___ Extracted data ___
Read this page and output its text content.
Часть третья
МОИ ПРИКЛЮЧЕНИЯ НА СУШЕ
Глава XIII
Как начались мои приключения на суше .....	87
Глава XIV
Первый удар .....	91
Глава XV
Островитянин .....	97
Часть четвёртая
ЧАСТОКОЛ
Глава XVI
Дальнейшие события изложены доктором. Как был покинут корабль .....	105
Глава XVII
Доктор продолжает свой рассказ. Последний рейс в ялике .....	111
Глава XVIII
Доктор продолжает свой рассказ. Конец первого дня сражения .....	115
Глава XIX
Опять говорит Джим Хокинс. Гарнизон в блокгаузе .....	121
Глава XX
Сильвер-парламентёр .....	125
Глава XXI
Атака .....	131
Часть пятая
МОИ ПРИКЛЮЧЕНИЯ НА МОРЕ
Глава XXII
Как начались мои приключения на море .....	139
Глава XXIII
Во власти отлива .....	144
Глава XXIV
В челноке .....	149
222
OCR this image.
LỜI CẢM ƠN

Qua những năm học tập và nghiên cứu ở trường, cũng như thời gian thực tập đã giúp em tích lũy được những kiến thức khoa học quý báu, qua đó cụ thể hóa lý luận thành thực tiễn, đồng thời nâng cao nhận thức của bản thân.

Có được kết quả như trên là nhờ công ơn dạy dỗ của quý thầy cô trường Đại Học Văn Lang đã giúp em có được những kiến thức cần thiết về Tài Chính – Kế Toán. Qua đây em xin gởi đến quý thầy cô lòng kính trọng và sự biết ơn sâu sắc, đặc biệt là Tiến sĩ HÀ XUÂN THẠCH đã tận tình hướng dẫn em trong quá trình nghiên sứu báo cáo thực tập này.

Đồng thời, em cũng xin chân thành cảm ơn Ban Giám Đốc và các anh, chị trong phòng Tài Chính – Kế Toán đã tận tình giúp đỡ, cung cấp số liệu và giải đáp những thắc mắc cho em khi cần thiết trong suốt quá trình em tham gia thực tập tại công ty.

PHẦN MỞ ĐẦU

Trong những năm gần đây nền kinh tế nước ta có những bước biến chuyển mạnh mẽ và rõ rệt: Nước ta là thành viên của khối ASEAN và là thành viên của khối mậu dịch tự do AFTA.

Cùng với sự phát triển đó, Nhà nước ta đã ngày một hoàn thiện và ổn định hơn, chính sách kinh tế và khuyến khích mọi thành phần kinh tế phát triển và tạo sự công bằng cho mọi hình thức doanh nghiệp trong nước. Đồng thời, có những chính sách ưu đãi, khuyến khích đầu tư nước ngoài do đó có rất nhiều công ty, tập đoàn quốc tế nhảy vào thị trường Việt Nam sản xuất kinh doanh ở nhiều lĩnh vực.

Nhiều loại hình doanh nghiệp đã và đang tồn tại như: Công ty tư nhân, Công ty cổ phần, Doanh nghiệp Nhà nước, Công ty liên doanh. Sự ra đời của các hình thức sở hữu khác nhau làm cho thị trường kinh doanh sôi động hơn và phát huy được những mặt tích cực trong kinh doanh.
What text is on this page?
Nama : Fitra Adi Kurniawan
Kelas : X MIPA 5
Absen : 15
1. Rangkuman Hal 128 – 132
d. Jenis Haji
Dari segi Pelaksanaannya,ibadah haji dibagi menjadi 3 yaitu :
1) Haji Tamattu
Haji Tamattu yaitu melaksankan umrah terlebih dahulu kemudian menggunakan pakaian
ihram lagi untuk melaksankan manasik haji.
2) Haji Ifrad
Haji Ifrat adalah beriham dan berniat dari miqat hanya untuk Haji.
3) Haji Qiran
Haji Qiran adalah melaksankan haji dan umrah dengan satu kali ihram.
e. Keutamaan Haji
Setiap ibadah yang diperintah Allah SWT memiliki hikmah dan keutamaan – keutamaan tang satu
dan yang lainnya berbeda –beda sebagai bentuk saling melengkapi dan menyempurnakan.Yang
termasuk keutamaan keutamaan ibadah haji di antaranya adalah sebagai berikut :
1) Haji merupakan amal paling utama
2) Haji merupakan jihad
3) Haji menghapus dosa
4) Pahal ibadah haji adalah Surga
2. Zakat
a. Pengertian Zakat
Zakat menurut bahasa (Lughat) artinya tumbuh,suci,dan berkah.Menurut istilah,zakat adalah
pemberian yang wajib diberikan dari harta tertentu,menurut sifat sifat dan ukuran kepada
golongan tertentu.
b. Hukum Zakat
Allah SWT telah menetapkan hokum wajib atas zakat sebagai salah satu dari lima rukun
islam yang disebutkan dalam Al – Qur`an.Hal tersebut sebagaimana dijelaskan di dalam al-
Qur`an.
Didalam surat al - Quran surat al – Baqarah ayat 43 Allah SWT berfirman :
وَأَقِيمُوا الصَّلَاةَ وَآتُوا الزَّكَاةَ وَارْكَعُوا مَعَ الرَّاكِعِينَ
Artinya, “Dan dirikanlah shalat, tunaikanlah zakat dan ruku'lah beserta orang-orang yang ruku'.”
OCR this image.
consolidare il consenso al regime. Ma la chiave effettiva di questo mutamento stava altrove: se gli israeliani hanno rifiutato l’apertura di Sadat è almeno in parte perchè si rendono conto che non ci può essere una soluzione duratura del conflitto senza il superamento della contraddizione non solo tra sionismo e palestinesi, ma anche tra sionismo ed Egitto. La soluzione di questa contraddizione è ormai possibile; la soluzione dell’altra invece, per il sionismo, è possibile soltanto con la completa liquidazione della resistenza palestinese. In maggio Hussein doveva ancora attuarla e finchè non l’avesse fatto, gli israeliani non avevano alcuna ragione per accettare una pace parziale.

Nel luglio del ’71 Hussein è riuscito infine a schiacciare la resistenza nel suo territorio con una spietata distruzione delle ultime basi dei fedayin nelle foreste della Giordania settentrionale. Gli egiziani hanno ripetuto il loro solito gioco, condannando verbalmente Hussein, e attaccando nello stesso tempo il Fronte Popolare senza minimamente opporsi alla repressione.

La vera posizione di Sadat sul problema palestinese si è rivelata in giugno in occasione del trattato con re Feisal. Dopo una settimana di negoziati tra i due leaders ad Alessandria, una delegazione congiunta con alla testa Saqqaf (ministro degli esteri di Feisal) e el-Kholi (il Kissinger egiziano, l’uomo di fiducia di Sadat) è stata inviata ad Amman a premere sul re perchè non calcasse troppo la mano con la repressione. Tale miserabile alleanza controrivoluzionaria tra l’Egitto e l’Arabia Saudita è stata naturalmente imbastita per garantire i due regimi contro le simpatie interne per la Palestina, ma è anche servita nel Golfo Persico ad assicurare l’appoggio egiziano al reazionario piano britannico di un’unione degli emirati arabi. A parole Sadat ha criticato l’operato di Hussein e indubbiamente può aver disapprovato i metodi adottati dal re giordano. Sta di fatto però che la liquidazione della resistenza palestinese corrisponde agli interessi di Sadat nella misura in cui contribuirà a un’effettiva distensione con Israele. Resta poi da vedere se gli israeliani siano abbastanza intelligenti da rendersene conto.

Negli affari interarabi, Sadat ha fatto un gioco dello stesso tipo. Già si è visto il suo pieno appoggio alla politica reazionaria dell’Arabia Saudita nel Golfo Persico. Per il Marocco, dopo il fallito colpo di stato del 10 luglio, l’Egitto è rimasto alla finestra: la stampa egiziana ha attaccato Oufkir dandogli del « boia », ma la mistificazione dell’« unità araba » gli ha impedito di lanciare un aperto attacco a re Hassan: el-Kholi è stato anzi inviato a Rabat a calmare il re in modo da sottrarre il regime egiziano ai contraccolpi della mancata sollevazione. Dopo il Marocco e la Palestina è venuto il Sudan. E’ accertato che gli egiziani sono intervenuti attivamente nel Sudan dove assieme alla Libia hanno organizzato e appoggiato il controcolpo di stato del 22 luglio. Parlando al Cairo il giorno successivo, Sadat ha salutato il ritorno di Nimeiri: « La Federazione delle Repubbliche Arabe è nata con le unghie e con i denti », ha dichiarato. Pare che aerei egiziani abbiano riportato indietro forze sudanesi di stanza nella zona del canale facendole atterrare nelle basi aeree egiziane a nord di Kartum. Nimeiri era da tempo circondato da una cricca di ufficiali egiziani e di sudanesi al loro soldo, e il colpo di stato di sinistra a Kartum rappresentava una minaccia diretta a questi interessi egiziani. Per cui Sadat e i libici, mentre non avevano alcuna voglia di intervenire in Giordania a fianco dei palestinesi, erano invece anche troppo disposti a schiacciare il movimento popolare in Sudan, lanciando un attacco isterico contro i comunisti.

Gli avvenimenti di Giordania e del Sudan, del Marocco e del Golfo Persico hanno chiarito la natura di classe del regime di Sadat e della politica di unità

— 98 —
___
◆ **Exercise prompt**
Collect, from the material above, every line containing the word "adalah".

◆ **Expected answer**
Haji Ifrat adalah beriham dan berniat dari miqat hanya untuk Haji.
Haji Qiran adalah melaksankan haji dan umrah dengan satu kali ihram.
termasuk keutamaan keutamaan ibadah haji di antaranya adalah sebagai berikut :
4) Pahal ibadah haji adalah Surga
Zakat menurut bahasa (Lughat) artinya tumbuh,suci,dan berkah.Menurut istilah,zakat adalah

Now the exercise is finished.